> [EXERCISE REQUIREMENTS]
Output every line below exactly.

* START PROVIDED ENTRIES *

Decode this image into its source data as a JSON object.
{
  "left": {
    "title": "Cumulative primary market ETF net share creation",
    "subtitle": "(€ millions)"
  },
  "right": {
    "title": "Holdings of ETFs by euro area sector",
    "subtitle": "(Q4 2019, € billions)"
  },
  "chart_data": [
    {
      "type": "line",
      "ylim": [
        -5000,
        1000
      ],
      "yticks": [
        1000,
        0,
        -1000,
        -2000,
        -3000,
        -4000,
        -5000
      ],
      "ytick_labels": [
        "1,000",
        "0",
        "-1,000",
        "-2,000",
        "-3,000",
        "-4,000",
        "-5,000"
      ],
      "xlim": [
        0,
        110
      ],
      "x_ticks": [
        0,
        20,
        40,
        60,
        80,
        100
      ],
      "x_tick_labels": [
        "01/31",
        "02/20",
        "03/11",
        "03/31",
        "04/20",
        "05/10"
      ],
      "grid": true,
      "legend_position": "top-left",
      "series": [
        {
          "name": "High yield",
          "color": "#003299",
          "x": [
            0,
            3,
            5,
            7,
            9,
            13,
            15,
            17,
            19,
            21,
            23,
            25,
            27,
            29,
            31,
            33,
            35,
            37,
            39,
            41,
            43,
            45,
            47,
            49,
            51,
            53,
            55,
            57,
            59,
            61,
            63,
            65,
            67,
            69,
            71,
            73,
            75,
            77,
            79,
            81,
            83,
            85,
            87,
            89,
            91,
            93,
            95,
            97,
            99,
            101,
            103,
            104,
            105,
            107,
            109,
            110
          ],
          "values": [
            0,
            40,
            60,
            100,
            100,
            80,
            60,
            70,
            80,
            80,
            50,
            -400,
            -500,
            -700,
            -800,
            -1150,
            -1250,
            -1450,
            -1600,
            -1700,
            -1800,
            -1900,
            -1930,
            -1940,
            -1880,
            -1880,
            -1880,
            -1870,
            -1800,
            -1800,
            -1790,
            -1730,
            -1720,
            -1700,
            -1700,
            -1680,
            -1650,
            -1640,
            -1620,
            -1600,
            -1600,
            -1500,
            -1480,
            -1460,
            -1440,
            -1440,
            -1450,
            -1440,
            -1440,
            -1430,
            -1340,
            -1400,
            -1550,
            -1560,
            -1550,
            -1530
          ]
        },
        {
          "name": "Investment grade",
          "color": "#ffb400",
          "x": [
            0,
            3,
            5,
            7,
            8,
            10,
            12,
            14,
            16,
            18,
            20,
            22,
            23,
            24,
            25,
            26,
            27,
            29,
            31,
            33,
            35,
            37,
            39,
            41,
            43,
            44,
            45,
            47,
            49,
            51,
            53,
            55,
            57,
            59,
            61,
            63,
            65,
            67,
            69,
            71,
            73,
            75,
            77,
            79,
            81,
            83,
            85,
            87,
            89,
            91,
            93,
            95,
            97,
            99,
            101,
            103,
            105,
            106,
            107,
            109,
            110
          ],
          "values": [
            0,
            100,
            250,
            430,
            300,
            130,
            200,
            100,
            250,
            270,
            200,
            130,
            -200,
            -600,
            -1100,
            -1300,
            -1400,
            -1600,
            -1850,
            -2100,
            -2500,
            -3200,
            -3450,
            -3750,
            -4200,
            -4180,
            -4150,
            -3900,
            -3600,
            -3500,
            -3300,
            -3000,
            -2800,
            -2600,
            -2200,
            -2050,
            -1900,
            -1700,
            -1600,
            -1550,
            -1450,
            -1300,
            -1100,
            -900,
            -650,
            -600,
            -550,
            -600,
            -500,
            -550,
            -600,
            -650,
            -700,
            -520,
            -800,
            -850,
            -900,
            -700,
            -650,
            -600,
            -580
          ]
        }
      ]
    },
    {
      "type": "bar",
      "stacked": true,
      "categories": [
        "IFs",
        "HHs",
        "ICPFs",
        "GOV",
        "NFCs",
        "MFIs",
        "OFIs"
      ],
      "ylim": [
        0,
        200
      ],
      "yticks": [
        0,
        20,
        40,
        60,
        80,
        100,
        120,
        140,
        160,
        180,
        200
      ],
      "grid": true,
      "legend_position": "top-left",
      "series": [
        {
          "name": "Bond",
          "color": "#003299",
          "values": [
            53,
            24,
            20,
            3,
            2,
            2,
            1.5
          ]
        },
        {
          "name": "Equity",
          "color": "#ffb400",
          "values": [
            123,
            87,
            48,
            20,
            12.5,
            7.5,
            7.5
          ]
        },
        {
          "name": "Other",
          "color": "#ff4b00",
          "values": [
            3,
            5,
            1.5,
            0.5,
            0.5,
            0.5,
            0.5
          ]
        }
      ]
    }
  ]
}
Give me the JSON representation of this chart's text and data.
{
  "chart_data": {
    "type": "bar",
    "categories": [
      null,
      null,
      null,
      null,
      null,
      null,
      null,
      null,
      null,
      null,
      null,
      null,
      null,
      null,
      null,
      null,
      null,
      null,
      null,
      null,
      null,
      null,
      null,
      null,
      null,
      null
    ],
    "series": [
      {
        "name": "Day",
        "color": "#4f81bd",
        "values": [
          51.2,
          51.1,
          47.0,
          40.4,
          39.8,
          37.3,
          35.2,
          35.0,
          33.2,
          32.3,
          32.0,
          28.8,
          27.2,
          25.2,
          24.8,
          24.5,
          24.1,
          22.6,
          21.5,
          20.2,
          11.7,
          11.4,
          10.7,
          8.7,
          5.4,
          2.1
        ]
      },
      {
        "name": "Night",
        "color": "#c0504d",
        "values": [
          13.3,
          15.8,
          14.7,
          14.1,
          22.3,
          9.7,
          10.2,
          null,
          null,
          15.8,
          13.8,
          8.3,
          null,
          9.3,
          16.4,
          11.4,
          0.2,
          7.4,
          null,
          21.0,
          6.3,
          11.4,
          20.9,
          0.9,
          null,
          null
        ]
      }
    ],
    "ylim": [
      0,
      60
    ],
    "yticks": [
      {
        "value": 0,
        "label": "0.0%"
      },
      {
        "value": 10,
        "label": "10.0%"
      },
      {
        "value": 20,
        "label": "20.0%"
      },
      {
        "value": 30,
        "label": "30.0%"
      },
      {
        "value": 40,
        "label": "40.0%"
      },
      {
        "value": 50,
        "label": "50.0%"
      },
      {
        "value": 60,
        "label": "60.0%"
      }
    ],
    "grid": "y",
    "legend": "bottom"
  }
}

* END PROVIDED ENTRIES *

> [EXERCISE OUTPUT]
Decode this image into its source data as a JSON object.
{
  "left": {
    "title": "Cumulative primary market ETF net share creation",
    "subtitle": "(€ millions)"
  },
  "right": {
    "title": "Holdings of ETFs by euro area sector",
    "subtitle": "(Q4 2019, € billions)"
  },
  "chart_data": [
    {
      "type": "line",
      "ylim": [
        -5000,
        1000
      ],
      "yticks": [
        1000,
        0,
        -1000,
        -2000,
        -3000,
        -4000,
        -5000
      ],
      "ytick_labels": [
        "1,000",
        "0",
        "-1,000",
        "-2,000",
        "-3,000",
        "-4,000",
        "-5,000"
      ],
      "xlim": [
        0,
        110
      ],
      "x_ticks": [
        0,
        20,
        40,
        60,
        80,
        100
      ],
      "x_tick_labels": [
        "01/31",
        "02/20",
        "03/11",
        "03/31",
        "04/20",
        "05/10"
      ],
      "grid": true,
      "legend_position": "top-left",
      "series": [
        {
          "name": "High yield",
          "color": "#003299",
          "x": [
            0,
            3,
            5,
            7,
            9,
            13,
            15,
            17,
            19,
            21,
            23,
            25,
            27,
            29,
            31,
            33,
            35,
            37,
            39,
            41,
            43,
            45,
            47,
            49,
            51,
            53,
            55,
            57,
            59,
            61,
            63,
            65,
            67,
            69,
            71,
            73,
            75,
            77,
            79,
            81,
            83,
            85,
            87,
            89,
            91,
            93,
            95,
            97,
            99,
            101,
            103,
            104,
            105,
            107,
            109,
            110
          ],
          "values": [
            0,
            40,
            60,
            100,
            100,
            80,
            60,
            70,
            80,
            80,
            50,
            -400,
            -500,
            -700,
            -800,
            -1150,
            -1250,
            -1450,
            -1600,
            -1700,
            -1800,
            -1900,
            -1930,
            -1940,
            -1880,
            -1880,
            -1880,
            -1870,
            -1800,
            -1800,
            -1790,
            -1730,
            -1720,
            -1700,
            -1700,
            -1680,
            -1650,
            -1640,
            -1620,
            -1600,
            -1600,
            -1500,
            -1480,
            -1460,
            -1440,
            -1440,
            -1450,
            -1440,
            -1440,
            -1430,
            -1340,
            -1400,
            -1550,
            -1560,
            -1550,
            -1530
          ]
        },
        {
          "name": "Investment grade",
          "color": "#ffb400",
          "x": [
            0,
            3,
            5,
            7,
            8,
            10,
            12,
            14,
            16,
            18,
            20,
            22,
            23,
            24,
            25,
            26,
            27,
            29,
            31,
            33,
            35,
            37,
            39,
            41,
            43,
            44,
            45,
            47,
            49,
            51,
            53,
            55,
            57,
            59,
            61,
            63,
            65,
            67,
            69,
            71,
            73,
            75,
            77,
            79,
            81,
            83,
            85,
            87,
            89,
            91,
            93,
            95,
            97,
            99,
            101,
            103,
            105,
            106,
            107,
            109,
            110
          ],
          "values": [
            0,
            100,
            250,
            430,
            300,
            130,
            200,
            100,
            250,
            270,
            200,
            130,
            -200,
            -600,
            -1100,
            -1300,
            -1400,
            -1600,
            -1850,
            -2100,
            -2500,
            -3200,
            -3450,
            -3750,
            -4200,
            -4180,
            -4150,
            -3900,
            -3600,
            -3500,
            -3300,
            -3000,
            -2800,
            -2600,
            -2200,
            -2050,
            -1900,
            -1700,
            -1600,
            -1550,
            -1450,
            -1300,
            -1100,
            -900,
            -650,
            -600,
            -550,
            -600,
            -500,
            -550,
            -600,
            -650,
            -700,
            -520,
            -800,
            -850,
            -900,
            -700,
            -650,
            -600,
            -580
          ]
        }
      ]
    },
    {
      "type": "bar",
      "stacked": true,
      "categories": [
        "IFs",
        "HHs",
        "ICPFs",
        "GOV",
        "NFCs",
        "MFIs",
        "OFIs"
      ],
      "ylim": [
        0,
        200
      ],
      "yticks": [
        0,
        20,
        40,
        60,
        80,
        100,
        120,
        140,
        160,
        180,
        200
      ],
      "grid": true,
      "legend_position": "top-left",
      "series": [
        {
          "name": "Bond",
          "color": "#003299",
          "values": [
            53,
            24,
            20,
            3,
            2,
            2,
            1.5
          ]
        },
        {
          "name": "Equity",
          "color": "#ffb400",
          "values": [
            123,
            87,
            48,
            20,
            12.5,
            7.5,
            7.5
          ]
        },
        {
          "name": "Other",
          "color": "#ff4b00",
          "values": [
            3,
            5,
            1.5,
            0.5,
            0.5,
            0.5,
            0.5
          ]
        }
      ]
    }
  ]
}
Give me the JSON representation of this chart's text and data.
{
  "chart_data": {
    "type": "bar",
    "categories": [
      null,
      null,
      null,
      null,
      null,
      null,
      null,
      null,
      null,
      null,
      null,
      null,
      null,
      null,
      null,
      null,
      null,
      null,
      null,
      null,
      null,
      null,
      null,
      null,
      null,
      null
    ],
    "series": [
      {
        "name": "Day",
        "color": "#4f81bd",
        "values": [
          51.2,
          51.1,
          47.0,
          40.4,
          39.8,
          37.3,
          35.2,
          35.0,
          33.2,
          32.3,
          32.0,
          28.8,
          27.2,
          25.2,
          24.8,
          24.5,
          24.1,
          22.6,
          21.5,
          20.2,
          11.7,
          11.4,
          10.7,
          8.7,
          5.4,
          2.1
        ]
      },
      {
        "name": "Night",
        "color": "#c0504d",
        "values": [
          13.3,
          15.8,
          14.7,
          14.1,
          22.3,
          9.7,
          10.2,
          null,
          null,
          15.8,
          13.8,
          8.3,
          null,
          9.3,
          16.4,
          11.4,
          0.2,
          7.4,
          null,
          21.0,
          6.3,
          11.4,
          20.9,
          0.9,
          null,
          null
        ]
      }
    ],
    "ylim": [
      0,
      60
    ],
    "yticks": [
      {
        "value": 0,
        "label": "0.0%"
      },
      {
        "value": 10,
        "label": "10.0%"
      },
      {
        "value": 20,
        "label": "20.0%"
      },
      {
        "value": 30,
        "label": "30.0%"
      },
      {
        "value": 40,
        "label": "40.0%"
      },
      {
        "value": 50,
        "label": "50.0%"
      },
      {
        "value": 60,
        "label": "60.0%"
      }
    ],
    "grid": "y",
    "legend": "bottom"
  }
}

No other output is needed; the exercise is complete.